Listing>
** START **

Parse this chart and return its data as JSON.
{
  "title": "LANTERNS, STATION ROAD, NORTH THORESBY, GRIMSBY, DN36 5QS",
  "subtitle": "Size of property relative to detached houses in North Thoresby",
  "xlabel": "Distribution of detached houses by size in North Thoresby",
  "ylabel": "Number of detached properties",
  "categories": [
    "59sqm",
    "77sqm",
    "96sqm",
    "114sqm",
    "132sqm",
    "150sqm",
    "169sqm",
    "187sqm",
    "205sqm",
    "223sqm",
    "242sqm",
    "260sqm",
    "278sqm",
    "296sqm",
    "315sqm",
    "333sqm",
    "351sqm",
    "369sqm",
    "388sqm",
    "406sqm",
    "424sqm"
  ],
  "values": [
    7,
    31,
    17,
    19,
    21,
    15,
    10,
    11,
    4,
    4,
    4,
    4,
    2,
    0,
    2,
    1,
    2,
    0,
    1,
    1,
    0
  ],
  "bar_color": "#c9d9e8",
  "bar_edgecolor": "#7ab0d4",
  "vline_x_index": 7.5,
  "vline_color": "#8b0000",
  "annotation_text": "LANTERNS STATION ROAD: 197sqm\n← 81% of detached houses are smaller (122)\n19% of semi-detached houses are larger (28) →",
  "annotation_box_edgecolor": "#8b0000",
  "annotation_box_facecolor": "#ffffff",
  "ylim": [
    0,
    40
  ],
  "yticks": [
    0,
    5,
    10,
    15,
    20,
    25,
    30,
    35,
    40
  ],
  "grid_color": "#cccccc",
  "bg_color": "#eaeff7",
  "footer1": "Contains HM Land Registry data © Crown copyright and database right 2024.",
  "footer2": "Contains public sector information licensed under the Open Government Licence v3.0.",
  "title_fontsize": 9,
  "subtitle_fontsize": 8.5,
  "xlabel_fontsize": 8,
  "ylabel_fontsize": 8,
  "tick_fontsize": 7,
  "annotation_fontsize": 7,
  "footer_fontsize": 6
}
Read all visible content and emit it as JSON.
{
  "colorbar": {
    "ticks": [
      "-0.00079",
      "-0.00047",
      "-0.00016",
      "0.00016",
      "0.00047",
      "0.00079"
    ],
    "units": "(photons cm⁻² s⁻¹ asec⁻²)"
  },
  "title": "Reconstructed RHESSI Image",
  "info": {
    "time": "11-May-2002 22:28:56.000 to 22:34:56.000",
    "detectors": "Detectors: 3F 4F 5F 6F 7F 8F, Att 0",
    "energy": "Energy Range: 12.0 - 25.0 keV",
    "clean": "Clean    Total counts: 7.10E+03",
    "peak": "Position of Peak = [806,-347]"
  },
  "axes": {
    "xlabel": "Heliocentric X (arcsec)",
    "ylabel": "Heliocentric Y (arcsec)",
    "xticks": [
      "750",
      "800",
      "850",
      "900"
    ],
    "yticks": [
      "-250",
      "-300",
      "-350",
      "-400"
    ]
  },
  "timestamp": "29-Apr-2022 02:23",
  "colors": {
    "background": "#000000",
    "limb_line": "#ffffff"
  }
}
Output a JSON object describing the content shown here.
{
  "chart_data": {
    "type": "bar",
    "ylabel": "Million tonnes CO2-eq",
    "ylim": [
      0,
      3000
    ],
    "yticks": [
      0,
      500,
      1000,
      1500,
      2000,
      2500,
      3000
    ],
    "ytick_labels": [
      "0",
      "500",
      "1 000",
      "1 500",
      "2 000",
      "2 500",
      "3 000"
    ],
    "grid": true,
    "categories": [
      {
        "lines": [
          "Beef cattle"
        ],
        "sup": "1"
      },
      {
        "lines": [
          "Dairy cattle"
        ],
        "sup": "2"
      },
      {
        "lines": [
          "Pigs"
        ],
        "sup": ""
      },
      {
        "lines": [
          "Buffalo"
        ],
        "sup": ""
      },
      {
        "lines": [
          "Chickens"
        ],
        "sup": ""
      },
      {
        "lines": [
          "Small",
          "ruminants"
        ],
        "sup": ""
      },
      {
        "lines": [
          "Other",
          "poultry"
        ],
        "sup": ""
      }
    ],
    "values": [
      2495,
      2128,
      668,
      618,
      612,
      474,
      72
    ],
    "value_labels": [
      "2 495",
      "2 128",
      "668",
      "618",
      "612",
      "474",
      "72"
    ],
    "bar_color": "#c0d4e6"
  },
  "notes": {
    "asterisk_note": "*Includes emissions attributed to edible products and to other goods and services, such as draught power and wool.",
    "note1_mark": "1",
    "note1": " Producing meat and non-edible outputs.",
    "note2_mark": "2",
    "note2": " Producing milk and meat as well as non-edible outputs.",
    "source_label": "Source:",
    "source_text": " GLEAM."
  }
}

** END **

Task details>
Write out every line of the records exactly.

Response to this exercise>
Parse this chart and return its data as JSON.
{
  "title": "LANTERNS, STATION ROAD, NORTH THORESBY, GRIMSBY, DN36 5QS",
  "subtitle": "Size of property relative to detached houses in North Thoresby",
  "xlabel": "Distribution of detached houses by size in North Thoresby",
  "ylabel": "Number of detached properties",
  "categories": [
    "59sqm",
    "77sqm",
    "96sqm",
    "114sqm",
    "132sqm",
    "150sqm",
    "169sqm",
    "187sqm",
    "205sqm",
    "223sqm",
    "242sqm",
    "260sqm",
    "278sqm",
    "296sqm",
    "315sqm",
    "333sqm",
    "351sqm",
    "369sqm",
    "388sqm",
    "406sqm",
    "424sqm"
  ],
  "values": [
    7,
    31,
    17,
    19,
    21,
    15,
    10,
    11,
    4,
    4,
    4,
    4,
    2,
    0,
    2,
    1,
    2,
    0,
    1,
    1,
    0
  ],
  "bar_color": "#c9d9e8",
  "bar_edgecolor": "#7ab0d4",
  "vline_x_index": 7.5,
  "vline_color": "#8b0000",
  "annotation_text": "LANTERNS STATION ROAD: 197sqm\n← 81% of detached houses are smaller (122)\n19% of semi-detached houses are larger (28) →",
  "annotation_box_edgecolor": "#8b0000",
  "annotation_box_facecolor": "#ffffff",
  "ylim": [
    0,
    40
  ],
  "yticks": [
    0,
    5,
    10,
    15,
    20,
    25,
    30,
    35,
    40
  ],
  "grid_color": "#cccccc",
  "bg_color": "#eaeff7",
  "footer1": "Contains HM Land Registry data © Crown copyright and database right 2024.",
  "footer2": "Contains public sector information licensed under the Open Government Licence v3.0.",
  "title_fontsize": 9,
  "subtitle_fontsize": 8.5,
  "xlabel_fontsize": 8,
  "ylabel_fontsize": 8,
  "tick_fontsize": 7,
  "annotation_fontsize": 7,
  "footer_fontsize": 6
}
Read all visible content and emit it as JSON.
{
  "colorbar": {
    "ticks": [
      "-0.00079",
      "-0.00047",
      "-0.00016",
      "0.00016",
      "0.00047",
      "0.00079"
    ],
    "units": "(photons cm⁻² s⁻¹ asec⁻²)"
  },
  "title": "Reconstructed RHESSI Image",
  "info": {
    "time": "11-May-2002 22:28:56.000 to 22:34:56.000",
    "detectors": "Detectors: 3F 4F 5F 6F 7F 8F, Att 0",
    "energy": "Energy Range: 12.0 - 25.0 keV",
    "clean": "Clean    Total counts: 7.10E+03",
    "peak": "Position of Peak = [806,-347]"
  },
  "axes": {
    "xlabel": "Heliocentric X (arcsec)",
    "ylabel": "Heliocentric Y (arcsec)",
    "xticks": [
      "750",
      "800",
      "850",
      "900"
    ],
    "yticks": [
      "-250",
      "-300",
      "-350",
      "-400"
    ]
  },
  "timestamp": "29-Apr-2022 02:23",
  "colors": {
    "background": "#000000",
    "limb_line": "#ffffff"
  }
}
Output a JSON object describing the content shown here.
{
  "chart_data": {
    "type": "bar",
    "ylabel": "Million tonnes CO2-eq",
    "ylim": [
      0,
      3000
    ],
    "yticks": [
      0,
      500,
      1000,
      1500,
      2000,
      2500,
      3000
    ],
    "ytick_labels": [
      "0",
      "500",
      "1 000",
      "1 500",
      "2 000",
      "2 500",
      "3 000"
    ],
    "grid": true,
    "categories": [
      {
        "lines": [
          "Beef cattle"
        ],
        "sup": "1"
      },
      {
        "lines": [
          "Dairy cattle"
        ],
        "sup": "2"
      },
      {
        "lines": [
          "Pigs"
        ],
        "sup": ""
      },
      {
        "lines": [
          "Buffalo"
        ],
        "sup": ""
      },
      {
        "lines": [
          "Chickens"
        ],
        "sup": ""
      },
      {
        "lines": [
          "Small",
          "ruminants"
        ],
        "sup": ""
      },
      {
        "lines": [
          "Other",
          "poultry"
        ],
        "sup": ""
      }
    ],
    "values": [
      2495,
      2128,
      668,
      618,
      612,
      474,
      72
    ],
    "value_labels": [
      "2 495",
      "2 128",
      "668",
      "618",
      "612",
      "474",
      "72"
    ],
    "bar_color": "#c0d4e6"
  },
  "notes": {
    "asterisk_note": "*Includes emissions attributed to edible products and to other goods and services, such as draught power and wool.",
    "note1_mark": "1",
    "note1": " Producing meat and non-edible outputs.",
    "note2_mark": "2",
    "note2": " Producing milk and meat as well as non-edible outputs.",
    "source_label": "Source:",
    "source_text": " GLEAM."
  }
}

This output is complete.